Il, February 2013, "The Hobbit Read-Thru"
Starting on the 2nd with his reading of chapter 8, 'Flies and
Spiders', in which Ilverai makes a comparison between Tolkien's
later statements in his essay 'On Fairy-stories' and the
circumstances surrounding Bombur's dream in this chapter. I don't
think the argument is entirely successful, among other things
because it fails to notice the special role of dreams generally in
Tolkien's stories. In a follow-up posting about the same chapter,
Ilverai takes a look at the connections between the _The Hobbit_ and
Tolkien's Silmarillion mythology (unfortunately I do not have the
time needed to write the detailed criticism that this post deserves
-- there is much in it that is good, but also a number of minor
errors that detract from the whole).

BC, Friday, 8 February 2013, "Tolkien nods: The saga of Trotter's
About Trotter, the Hobbit ranger, his clogs, and his feet ... I
quite agree with Charlton that Strider / Aragorn is a distinct
improvement on Trotter, though I am less affected about the story --
creativity usually takes one down a lot of blind alleys before
finding the right path through (just look at the many revisions of,
in particular, the central stories of Tolkien's mythology: Beren the
Elf captured by Tevildo, Prince of cats?).

BC, Saturday, 9 February 2013, "At what precise point did The
Hobbit-sequel change into Lord of the Rings"
^^^^^^^^
◆ **THE TASK**
Decide whether each statement agrees with the Tolkien blog roundup, answering yes or no and quoting the deciding words: (a) the writer finds Ilverai's argument about Bombur's dream entirely successful; (b) the writer agrees with Charlton that Strider / Aragorn improves on Trotter; (c) Ilverai's follow-up posting deals with a different chapter.

◆ **DATA LINES**
^^^^^^^^
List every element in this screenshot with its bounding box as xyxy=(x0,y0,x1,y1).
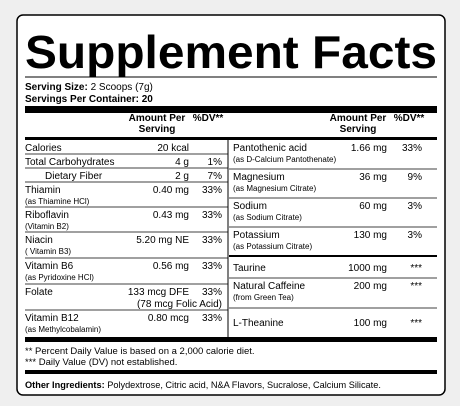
^^^^^^^^
◆ **EXERCISE RESPONSE**
(a) No: "I don't think the argument is entirely successful"
(b) Yes: "I quite agree with Charlton that Strider / Aragorn is a distinct improvement on Trotter"
(c) No: "In a follow-up posting about the same chapter"